WHAT YOU ARE ASKED TO DO
Lines containing the string "cabeça" are to be counted. Write only how many there are.

--- EXTRACTED ENTRIES ---

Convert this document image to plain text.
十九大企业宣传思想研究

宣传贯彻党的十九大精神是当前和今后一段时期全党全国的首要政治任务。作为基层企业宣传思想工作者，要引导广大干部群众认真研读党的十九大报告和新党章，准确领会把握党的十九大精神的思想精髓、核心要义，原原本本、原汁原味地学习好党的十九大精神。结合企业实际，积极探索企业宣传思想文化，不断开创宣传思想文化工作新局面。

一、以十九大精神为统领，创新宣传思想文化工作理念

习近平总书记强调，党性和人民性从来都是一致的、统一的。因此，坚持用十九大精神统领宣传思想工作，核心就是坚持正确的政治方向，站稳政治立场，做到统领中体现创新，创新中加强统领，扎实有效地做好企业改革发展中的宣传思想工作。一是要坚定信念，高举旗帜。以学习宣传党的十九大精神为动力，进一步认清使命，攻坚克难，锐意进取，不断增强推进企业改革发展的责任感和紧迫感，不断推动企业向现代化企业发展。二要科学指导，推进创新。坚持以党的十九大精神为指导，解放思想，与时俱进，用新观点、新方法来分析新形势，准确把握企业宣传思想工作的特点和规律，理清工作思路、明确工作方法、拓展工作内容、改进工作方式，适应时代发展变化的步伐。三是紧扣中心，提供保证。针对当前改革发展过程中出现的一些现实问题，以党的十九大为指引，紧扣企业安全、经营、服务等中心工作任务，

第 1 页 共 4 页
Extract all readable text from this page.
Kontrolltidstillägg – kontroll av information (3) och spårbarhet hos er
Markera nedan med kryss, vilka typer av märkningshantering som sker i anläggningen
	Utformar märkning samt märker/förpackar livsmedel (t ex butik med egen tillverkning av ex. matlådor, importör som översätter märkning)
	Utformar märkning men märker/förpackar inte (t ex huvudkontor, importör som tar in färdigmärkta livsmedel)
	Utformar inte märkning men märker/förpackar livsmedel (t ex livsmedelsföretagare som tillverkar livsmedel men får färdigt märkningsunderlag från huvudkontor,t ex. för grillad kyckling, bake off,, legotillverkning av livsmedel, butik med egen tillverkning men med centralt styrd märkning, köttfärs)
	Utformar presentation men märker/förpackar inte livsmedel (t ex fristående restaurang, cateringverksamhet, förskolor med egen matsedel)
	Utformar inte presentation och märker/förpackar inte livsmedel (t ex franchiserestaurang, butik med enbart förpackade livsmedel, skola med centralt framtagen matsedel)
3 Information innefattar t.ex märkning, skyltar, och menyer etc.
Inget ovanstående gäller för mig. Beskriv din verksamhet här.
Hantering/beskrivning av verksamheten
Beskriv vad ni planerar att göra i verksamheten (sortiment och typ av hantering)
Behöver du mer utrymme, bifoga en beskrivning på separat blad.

---
--- EXTRACTED ENTRIES ---

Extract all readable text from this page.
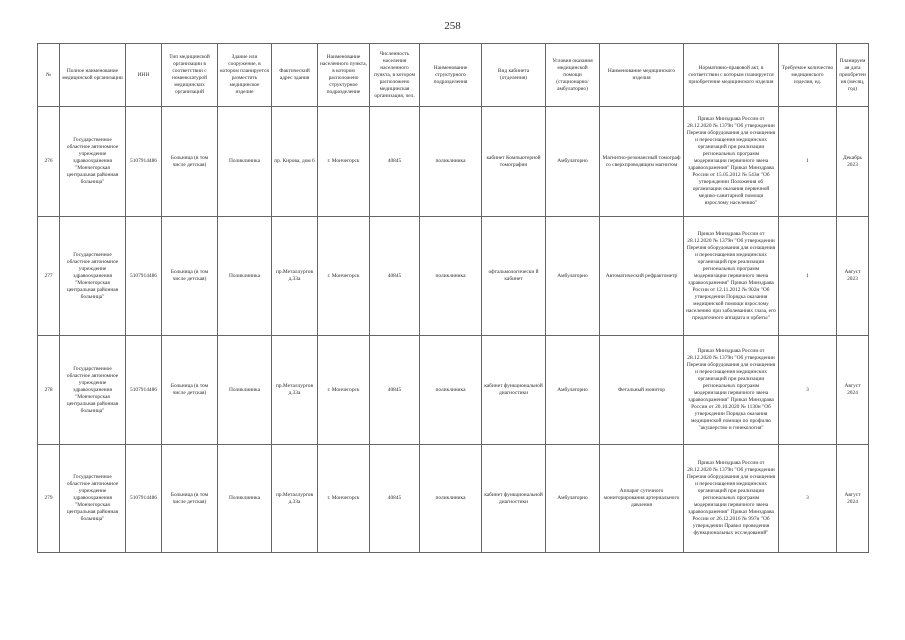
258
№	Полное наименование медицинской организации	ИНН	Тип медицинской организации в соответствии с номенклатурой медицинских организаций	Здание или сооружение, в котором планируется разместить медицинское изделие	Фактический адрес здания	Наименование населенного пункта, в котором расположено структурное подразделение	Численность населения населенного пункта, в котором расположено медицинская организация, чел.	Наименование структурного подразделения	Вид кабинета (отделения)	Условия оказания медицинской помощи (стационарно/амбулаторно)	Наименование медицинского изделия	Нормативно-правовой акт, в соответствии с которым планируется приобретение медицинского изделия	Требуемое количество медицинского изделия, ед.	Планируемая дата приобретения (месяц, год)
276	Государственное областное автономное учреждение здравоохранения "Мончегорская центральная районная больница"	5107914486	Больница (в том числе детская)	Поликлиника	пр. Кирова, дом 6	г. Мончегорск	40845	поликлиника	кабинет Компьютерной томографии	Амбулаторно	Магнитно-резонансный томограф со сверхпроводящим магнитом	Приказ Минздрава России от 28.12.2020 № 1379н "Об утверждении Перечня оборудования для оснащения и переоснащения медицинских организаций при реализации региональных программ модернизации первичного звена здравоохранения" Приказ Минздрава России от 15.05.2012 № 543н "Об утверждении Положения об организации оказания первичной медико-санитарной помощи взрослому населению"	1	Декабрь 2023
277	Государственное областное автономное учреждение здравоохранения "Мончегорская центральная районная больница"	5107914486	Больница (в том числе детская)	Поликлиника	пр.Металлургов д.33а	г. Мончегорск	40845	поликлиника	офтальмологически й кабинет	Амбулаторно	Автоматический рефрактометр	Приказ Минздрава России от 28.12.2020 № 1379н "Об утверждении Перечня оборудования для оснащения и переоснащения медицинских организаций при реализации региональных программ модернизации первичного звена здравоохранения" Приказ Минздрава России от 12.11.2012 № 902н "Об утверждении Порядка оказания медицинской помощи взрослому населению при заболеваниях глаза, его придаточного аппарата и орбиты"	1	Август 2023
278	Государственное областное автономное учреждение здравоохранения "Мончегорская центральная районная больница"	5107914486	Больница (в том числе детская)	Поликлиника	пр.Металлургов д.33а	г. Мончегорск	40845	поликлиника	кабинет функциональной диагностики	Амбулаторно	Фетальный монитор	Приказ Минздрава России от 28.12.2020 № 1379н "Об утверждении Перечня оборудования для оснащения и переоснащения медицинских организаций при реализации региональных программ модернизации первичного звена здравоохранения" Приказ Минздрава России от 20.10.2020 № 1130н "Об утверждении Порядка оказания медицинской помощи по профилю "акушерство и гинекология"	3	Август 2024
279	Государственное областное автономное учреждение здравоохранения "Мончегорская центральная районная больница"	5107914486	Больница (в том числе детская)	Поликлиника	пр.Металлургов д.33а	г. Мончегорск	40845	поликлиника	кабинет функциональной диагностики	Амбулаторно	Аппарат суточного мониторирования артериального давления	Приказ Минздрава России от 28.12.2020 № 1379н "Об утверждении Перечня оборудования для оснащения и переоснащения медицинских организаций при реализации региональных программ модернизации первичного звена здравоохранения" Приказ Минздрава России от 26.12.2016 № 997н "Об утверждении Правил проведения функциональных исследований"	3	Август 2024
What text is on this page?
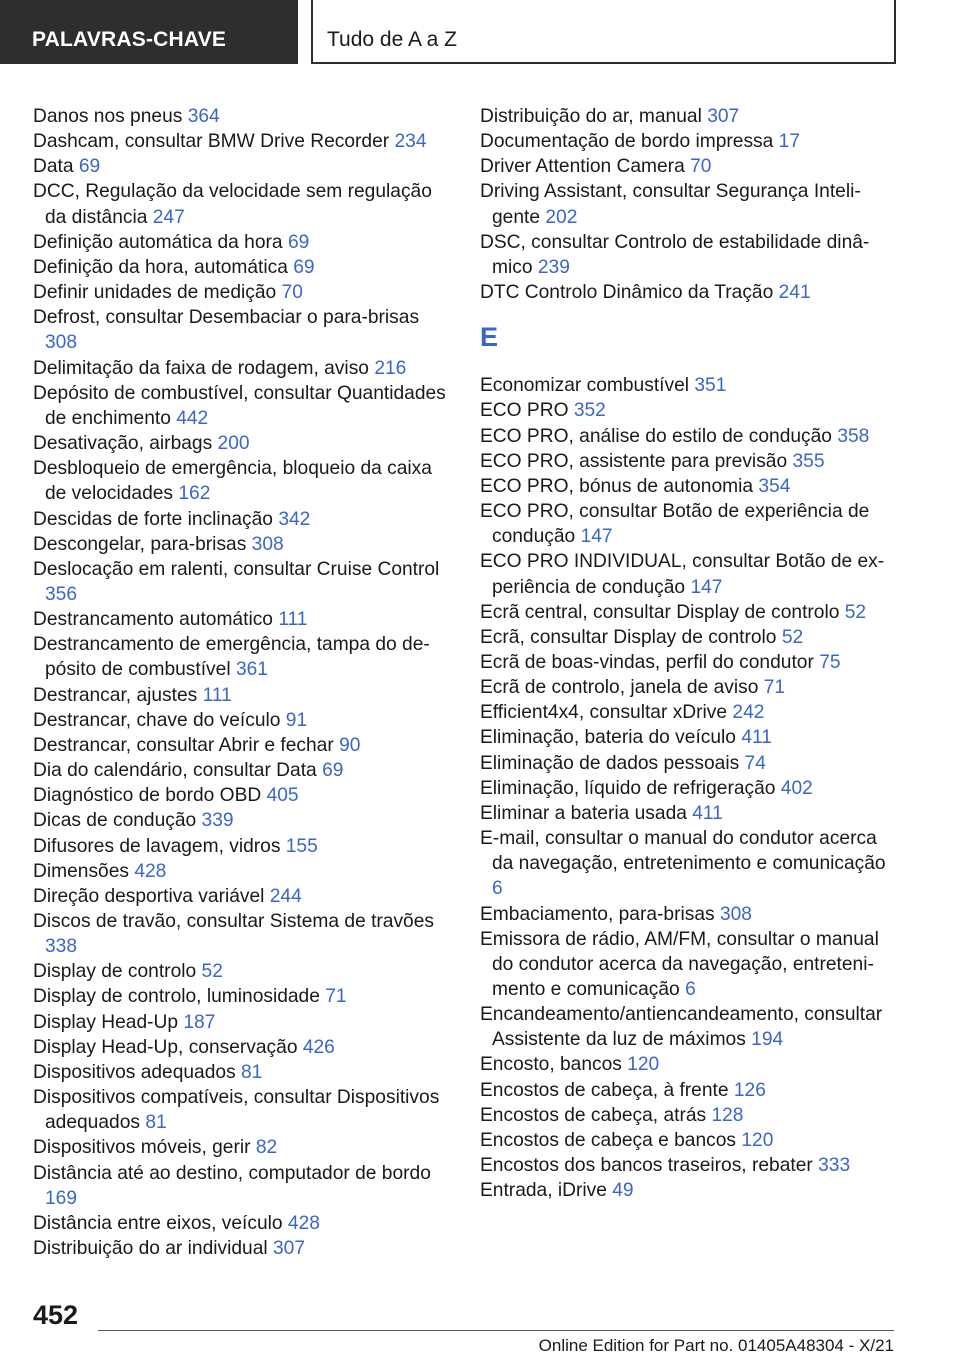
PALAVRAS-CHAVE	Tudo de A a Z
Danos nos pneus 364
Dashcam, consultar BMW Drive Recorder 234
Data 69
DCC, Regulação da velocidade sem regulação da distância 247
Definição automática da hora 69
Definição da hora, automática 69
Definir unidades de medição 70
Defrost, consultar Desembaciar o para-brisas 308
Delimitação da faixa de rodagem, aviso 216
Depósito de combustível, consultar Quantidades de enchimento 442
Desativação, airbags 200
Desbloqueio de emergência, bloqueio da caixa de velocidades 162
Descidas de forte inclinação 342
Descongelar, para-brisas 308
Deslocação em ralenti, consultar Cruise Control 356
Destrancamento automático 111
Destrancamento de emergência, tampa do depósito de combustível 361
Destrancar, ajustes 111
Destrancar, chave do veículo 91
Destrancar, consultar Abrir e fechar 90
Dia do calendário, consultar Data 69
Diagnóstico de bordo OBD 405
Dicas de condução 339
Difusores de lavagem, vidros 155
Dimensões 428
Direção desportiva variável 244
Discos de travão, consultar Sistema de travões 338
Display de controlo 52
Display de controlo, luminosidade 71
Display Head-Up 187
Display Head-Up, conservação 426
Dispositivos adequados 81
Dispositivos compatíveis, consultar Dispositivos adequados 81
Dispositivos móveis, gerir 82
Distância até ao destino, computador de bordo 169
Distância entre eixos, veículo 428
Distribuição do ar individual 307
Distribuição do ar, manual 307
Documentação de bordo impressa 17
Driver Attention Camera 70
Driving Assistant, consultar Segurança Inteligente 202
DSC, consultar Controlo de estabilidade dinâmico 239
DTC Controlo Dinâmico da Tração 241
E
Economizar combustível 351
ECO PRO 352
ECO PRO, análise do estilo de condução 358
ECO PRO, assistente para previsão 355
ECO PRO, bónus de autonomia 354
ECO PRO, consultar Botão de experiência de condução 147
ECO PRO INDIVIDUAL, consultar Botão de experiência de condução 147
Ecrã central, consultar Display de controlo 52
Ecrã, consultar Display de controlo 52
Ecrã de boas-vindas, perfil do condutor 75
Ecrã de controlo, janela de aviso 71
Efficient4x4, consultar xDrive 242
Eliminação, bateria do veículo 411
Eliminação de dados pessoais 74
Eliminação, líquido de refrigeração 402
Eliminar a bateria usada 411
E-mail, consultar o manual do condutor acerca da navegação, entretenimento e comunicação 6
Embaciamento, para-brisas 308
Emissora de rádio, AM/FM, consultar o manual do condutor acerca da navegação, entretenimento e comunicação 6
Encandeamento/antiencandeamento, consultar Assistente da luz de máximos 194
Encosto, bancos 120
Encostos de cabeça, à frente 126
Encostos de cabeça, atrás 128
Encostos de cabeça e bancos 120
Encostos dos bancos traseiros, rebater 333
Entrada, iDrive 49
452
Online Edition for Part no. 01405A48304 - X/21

---

SOLUTION TO THE PROBLEM
3